▶ Work to be completed:
Print the rows from the line containing "legal-to-real-cell xyxy=(805,894,909,939)" through the line containing "real-to-legal-cell xyxy=(711,410,806,455)", both included, copying each line exactly.
** start Input rows **
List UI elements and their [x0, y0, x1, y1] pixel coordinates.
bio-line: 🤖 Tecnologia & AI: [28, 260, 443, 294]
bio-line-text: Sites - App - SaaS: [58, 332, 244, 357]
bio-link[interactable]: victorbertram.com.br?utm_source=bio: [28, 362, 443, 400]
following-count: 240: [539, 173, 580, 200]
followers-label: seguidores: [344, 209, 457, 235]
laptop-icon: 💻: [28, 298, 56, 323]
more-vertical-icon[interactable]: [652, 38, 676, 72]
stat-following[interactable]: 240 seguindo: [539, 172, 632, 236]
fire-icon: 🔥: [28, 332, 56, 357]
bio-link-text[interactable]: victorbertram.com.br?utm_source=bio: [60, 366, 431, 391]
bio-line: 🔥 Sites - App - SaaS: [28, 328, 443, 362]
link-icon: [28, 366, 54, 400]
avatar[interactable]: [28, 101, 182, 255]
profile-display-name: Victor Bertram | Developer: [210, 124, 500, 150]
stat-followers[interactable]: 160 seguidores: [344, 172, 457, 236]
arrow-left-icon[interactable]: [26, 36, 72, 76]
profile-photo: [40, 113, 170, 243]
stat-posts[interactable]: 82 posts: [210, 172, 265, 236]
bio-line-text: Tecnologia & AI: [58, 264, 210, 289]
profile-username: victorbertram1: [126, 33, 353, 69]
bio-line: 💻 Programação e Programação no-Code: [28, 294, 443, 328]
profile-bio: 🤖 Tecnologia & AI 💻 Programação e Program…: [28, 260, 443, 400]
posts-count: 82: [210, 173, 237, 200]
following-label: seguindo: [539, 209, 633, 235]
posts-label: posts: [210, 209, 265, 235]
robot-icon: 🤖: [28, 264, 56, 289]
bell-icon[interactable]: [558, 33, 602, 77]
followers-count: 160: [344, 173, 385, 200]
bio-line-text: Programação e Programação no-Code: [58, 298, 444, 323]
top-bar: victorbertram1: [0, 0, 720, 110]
** end Input rows **
** start Input rows **
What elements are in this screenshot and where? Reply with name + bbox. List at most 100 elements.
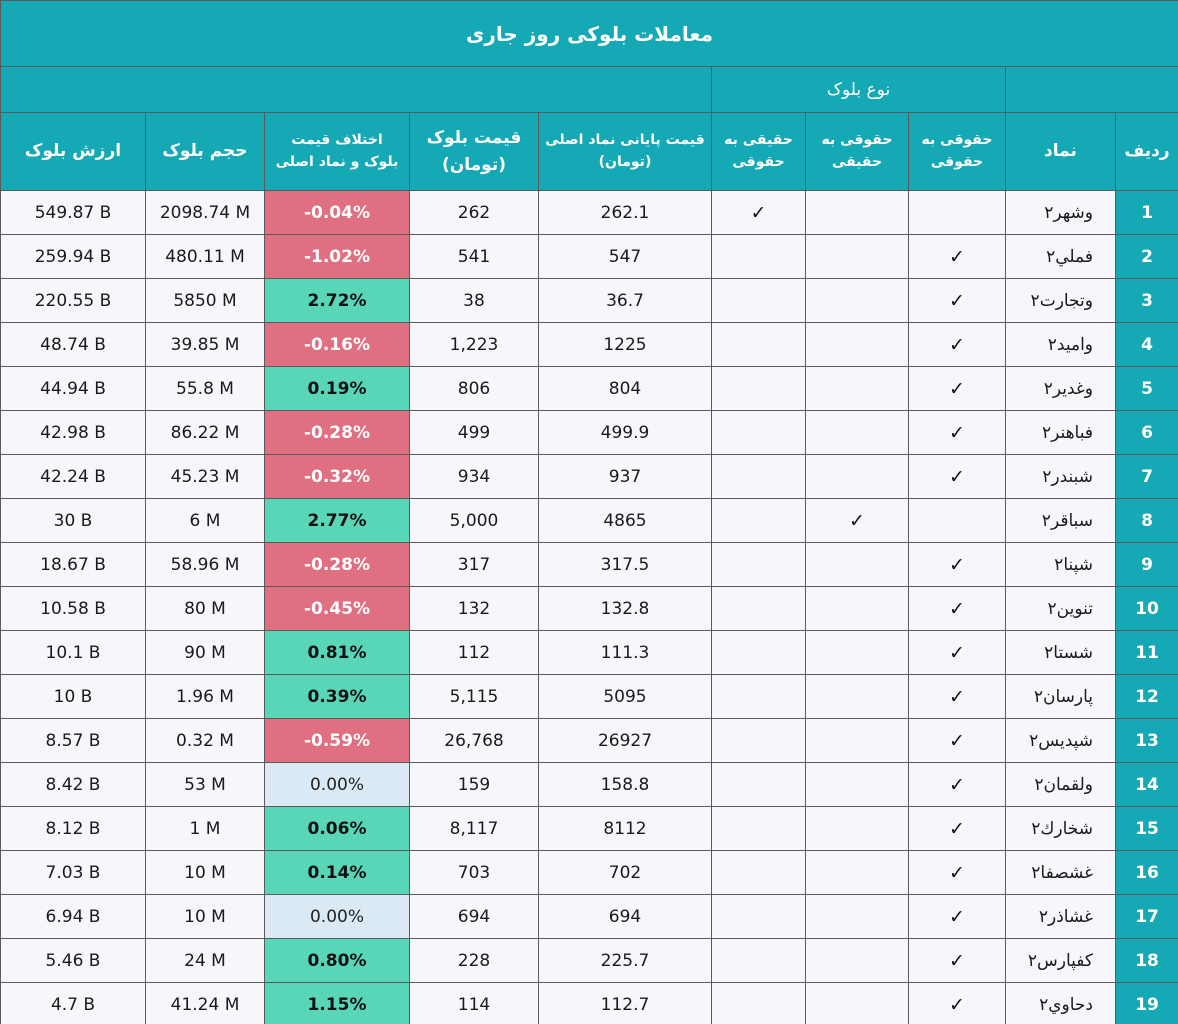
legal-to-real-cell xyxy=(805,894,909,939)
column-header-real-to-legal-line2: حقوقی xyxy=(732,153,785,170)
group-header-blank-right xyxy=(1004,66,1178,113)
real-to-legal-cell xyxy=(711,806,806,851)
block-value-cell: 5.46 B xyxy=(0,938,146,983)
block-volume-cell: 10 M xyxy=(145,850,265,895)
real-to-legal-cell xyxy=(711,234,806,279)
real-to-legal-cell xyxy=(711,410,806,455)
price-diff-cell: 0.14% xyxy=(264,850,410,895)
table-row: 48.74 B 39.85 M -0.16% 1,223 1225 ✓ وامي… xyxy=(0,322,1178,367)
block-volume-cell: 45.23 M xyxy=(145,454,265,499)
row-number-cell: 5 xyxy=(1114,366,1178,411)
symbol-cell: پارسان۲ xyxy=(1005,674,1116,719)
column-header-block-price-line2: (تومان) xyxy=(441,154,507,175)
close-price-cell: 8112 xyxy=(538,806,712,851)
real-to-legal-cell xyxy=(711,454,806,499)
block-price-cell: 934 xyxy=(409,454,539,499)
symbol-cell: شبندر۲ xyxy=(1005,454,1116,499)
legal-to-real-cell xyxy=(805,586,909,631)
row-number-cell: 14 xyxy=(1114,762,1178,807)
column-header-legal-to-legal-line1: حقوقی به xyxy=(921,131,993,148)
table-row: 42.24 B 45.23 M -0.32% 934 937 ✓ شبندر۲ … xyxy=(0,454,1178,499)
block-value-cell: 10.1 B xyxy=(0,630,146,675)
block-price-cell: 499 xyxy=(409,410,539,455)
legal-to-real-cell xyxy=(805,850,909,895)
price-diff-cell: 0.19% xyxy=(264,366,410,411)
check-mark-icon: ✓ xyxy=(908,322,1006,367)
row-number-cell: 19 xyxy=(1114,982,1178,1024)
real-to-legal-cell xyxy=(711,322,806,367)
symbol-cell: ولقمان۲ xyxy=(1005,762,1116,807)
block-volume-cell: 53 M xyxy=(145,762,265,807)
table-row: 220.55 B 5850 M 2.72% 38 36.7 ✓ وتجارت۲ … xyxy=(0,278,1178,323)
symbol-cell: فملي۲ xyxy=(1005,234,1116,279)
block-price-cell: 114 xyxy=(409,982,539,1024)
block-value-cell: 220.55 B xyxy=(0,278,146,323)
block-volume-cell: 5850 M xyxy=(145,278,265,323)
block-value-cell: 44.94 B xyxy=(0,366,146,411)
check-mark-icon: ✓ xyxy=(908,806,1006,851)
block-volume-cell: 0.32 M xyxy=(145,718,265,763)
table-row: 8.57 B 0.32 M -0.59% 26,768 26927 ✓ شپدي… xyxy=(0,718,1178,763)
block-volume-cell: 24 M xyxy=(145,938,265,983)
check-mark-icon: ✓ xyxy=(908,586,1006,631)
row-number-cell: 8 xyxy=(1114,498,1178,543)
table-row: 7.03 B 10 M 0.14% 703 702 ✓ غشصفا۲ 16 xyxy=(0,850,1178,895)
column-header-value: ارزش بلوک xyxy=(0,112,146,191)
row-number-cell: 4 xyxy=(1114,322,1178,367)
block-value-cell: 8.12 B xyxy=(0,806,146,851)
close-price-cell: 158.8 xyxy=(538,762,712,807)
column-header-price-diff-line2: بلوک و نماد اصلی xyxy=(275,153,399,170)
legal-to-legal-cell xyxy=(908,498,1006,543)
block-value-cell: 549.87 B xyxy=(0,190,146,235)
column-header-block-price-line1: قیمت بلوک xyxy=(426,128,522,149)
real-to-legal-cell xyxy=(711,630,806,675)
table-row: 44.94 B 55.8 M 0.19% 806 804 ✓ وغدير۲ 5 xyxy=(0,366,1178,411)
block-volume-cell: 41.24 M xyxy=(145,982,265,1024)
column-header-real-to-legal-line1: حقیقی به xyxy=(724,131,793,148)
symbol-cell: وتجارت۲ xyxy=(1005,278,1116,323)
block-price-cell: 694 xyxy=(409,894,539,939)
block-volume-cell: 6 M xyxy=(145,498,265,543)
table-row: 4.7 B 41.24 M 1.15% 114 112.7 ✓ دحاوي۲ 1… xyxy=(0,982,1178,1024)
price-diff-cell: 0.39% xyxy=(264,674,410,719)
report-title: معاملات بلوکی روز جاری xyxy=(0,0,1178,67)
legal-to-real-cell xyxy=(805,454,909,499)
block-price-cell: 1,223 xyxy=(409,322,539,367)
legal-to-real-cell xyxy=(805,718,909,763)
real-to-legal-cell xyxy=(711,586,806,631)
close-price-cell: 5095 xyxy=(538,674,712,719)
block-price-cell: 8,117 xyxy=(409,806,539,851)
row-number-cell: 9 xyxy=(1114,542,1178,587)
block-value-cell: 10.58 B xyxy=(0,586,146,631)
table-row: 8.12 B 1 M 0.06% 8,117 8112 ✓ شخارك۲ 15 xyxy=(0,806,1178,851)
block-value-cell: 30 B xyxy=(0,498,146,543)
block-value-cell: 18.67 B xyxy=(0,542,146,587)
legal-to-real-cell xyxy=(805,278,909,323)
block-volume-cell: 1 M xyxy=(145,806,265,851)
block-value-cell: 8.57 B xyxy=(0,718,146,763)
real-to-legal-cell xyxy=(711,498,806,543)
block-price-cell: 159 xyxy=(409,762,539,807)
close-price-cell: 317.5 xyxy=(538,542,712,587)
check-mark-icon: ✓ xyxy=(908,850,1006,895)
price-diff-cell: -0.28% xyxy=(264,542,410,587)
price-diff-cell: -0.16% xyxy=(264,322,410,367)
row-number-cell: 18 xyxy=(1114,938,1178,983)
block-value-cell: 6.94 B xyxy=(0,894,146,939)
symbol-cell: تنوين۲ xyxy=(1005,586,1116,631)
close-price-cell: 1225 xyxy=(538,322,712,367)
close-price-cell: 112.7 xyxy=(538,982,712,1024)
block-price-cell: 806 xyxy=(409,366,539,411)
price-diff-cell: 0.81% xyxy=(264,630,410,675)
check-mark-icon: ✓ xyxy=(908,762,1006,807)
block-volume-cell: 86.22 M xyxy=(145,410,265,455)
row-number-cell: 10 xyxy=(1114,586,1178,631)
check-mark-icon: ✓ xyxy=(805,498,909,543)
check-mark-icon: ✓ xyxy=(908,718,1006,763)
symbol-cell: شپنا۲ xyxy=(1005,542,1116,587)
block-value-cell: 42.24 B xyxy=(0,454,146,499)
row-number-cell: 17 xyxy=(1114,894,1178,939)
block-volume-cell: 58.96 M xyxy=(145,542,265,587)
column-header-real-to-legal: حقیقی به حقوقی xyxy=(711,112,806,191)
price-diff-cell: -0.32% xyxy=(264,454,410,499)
** end Input rows **
▶ The answer:
legal-to-real-cell xyxy=(805,894,909,939)
column-header-real-to-legal-line2: حقوقی xyxy=(732,153,785,170)
group-header-blank-right xyxy=(1004,66,1178,113)
real-to-legal-cell xyxy=(711,806,806,851)
block-value-cell: 5.46 B xyxy=(0,938,146,983)
block-volume-cell: 10 M xyxy=(145,850,265,895)
real-to-legal-cell xyxy=(711,234,806,279)
real-to-legal-cell xyxy=(711,410,806,455)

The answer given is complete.